Records from a dataset:
"""
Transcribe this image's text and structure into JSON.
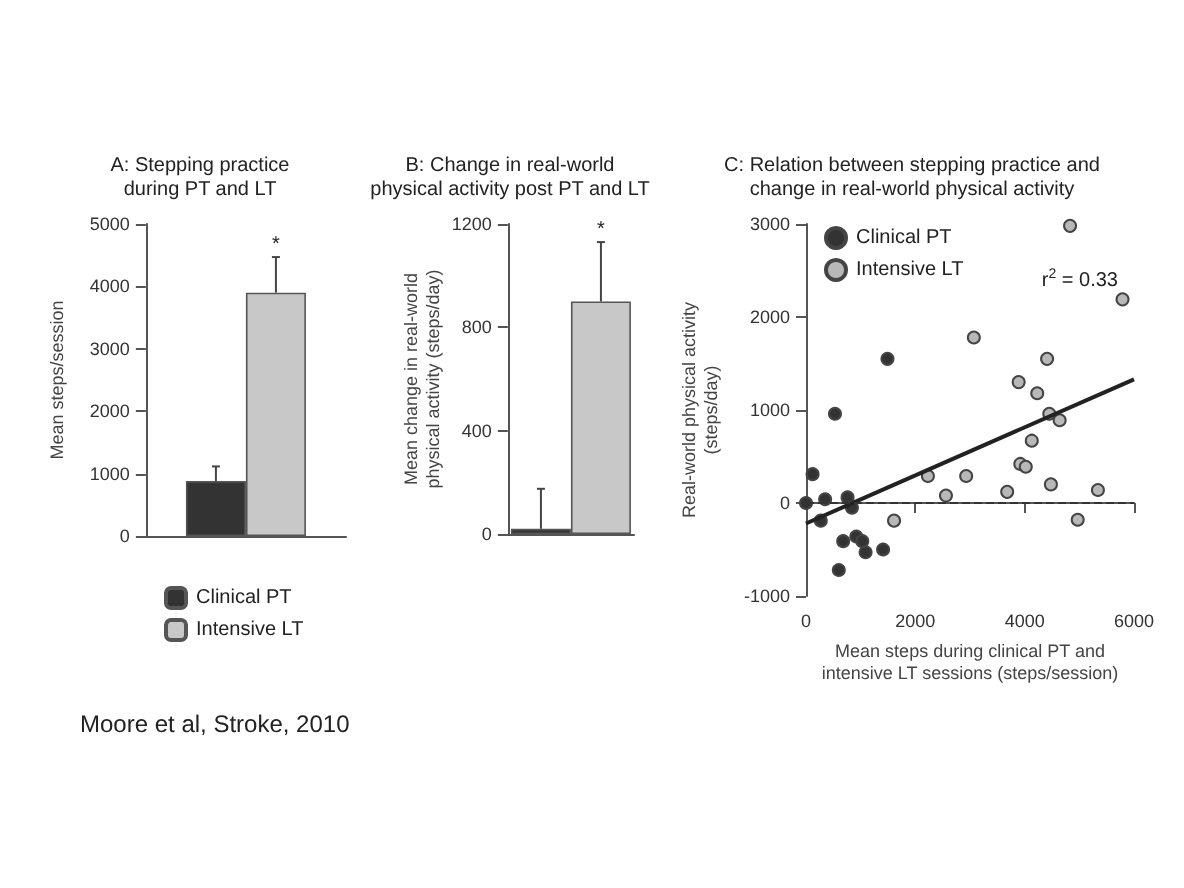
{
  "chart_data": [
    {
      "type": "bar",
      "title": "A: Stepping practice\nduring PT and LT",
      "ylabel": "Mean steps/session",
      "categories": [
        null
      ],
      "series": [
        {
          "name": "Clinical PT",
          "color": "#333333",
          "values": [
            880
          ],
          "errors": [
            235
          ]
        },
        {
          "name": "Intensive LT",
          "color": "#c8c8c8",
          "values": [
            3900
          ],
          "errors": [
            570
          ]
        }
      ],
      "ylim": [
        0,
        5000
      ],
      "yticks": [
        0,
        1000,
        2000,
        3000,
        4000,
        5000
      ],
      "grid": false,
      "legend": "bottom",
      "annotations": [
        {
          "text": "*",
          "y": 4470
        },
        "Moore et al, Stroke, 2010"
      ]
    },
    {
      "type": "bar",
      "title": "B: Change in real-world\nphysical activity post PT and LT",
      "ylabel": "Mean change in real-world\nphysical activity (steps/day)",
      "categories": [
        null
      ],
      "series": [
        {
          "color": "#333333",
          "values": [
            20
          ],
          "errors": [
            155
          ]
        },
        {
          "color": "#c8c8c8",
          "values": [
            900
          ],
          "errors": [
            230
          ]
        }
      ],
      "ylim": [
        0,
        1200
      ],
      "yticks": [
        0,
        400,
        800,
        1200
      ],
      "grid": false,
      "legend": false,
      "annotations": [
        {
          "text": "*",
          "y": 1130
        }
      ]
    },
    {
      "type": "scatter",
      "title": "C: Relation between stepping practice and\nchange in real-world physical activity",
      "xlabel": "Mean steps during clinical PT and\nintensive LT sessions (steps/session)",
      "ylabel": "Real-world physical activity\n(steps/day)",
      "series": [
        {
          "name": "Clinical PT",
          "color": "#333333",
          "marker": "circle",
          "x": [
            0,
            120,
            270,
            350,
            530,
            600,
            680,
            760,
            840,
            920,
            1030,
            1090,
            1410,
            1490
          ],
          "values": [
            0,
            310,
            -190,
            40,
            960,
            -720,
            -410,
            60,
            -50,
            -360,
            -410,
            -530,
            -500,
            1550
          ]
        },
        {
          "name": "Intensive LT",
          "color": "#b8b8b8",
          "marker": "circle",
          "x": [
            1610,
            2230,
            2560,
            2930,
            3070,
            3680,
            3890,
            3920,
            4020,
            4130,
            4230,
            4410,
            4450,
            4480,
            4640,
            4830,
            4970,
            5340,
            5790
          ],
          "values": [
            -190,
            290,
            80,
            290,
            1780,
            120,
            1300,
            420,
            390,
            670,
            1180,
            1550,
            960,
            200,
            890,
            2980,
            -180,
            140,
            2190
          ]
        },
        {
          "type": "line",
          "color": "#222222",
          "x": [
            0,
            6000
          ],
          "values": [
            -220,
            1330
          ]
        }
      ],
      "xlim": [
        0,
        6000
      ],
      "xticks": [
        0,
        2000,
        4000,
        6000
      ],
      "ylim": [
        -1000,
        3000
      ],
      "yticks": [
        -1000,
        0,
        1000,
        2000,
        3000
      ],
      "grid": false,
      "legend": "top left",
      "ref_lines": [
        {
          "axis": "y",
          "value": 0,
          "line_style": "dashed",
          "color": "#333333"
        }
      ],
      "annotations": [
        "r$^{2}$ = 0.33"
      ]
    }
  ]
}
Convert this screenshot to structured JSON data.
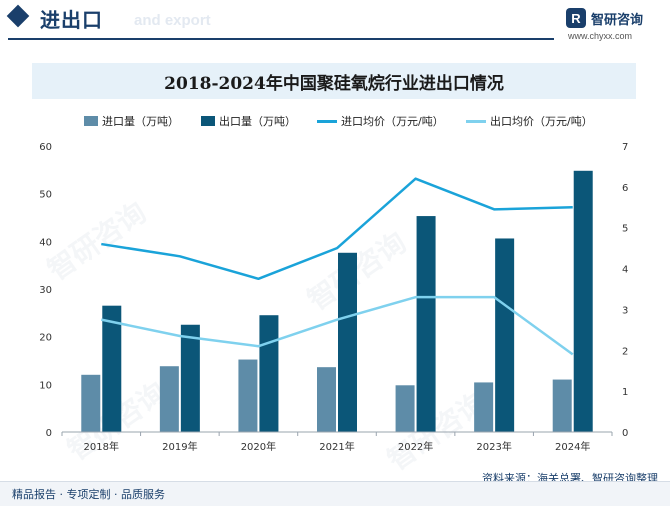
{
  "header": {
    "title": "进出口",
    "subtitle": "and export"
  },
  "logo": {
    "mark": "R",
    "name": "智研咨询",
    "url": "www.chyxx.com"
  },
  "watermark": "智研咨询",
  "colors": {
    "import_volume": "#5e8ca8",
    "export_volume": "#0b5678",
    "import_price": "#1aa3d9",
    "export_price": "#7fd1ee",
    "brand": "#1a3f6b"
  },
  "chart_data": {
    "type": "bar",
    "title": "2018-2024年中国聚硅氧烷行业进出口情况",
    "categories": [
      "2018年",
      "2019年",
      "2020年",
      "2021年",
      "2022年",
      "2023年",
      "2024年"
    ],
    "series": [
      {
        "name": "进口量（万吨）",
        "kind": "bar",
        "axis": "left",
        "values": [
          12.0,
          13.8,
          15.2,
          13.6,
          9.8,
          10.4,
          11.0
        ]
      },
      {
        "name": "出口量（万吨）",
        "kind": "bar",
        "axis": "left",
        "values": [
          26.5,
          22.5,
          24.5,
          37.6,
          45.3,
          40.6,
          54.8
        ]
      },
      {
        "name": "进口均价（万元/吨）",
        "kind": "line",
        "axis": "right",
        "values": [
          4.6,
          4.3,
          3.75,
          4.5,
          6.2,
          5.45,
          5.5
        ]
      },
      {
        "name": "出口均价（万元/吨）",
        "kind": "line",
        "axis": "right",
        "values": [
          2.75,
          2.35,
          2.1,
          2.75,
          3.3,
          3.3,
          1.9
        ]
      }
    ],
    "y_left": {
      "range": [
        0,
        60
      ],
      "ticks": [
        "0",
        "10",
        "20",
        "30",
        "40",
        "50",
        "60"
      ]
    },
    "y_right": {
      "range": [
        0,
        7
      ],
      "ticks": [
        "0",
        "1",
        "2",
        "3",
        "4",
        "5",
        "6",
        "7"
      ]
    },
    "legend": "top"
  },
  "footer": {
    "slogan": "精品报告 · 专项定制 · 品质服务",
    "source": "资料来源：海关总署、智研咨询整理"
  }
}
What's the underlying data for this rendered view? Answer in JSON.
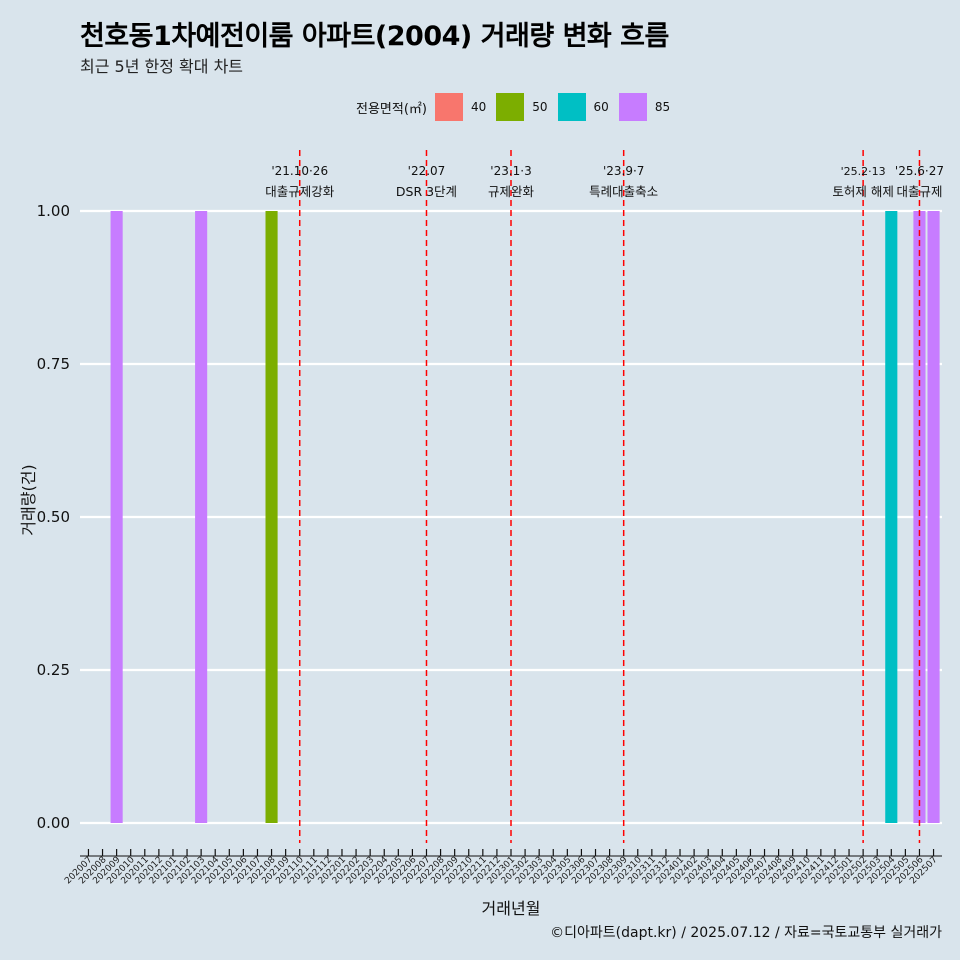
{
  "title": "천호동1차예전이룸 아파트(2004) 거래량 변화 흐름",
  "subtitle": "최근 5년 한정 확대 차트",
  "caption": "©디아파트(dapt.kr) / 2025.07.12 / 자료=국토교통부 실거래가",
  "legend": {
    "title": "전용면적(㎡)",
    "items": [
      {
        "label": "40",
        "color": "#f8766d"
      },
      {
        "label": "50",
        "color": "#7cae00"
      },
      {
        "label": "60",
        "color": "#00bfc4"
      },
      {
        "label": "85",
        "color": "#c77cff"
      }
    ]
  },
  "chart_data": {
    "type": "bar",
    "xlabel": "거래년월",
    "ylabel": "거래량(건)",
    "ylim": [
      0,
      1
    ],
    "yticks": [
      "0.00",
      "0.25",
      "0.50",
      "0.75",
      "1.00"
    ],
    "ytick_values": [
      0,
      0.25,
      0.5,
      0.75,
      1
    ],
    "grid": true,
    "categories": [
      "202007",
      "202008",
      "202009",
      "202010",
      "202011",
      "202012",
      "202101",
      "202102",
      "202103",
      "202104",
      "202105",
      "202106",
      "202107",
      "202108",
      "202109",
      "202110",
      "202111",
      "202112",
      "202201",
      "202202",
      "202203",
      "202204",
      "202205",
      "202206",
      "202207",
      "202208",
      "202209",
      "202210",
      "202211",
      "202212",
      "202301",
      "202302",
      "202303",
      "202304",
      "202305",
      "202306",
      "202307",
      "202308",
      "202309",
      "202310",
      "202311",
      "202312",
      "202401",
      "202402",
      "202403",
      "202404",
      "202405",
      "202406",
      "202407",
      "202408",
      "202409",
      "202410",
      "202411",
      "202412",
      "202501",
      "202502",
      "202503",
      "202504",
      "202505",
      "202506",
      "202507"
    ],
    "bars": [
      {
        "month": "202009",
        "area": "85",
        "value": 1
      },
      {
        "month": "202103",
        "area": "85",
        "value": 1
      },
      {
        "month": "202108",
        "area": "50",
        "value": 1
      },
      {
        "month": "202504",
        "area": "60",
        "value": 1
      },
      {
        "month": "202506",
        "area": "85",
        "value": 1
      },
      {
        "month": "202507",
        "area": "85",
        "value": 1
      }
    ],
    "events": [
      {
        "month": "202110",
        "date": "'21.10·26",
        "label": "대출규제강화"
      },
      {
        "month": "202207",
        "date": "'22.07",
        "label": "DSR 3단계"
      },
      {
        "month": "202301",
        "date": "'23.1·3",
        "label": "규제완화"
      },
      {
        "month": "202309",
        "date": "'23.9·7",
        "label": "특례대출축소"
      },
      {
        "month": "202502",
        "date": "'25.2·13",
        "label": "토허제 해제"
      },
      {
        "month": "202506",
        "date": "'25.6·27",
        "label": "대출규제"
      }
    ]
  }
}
"""
OBJECTIVE:
Copy out every line of the data that includes "practice".

OUTPUT FOR THIS TASK:
      "title": "A: Stepping practice\nduring PT and LT",
      "title": "C: Relation between stepping practice and\nchange in real-world physical activity",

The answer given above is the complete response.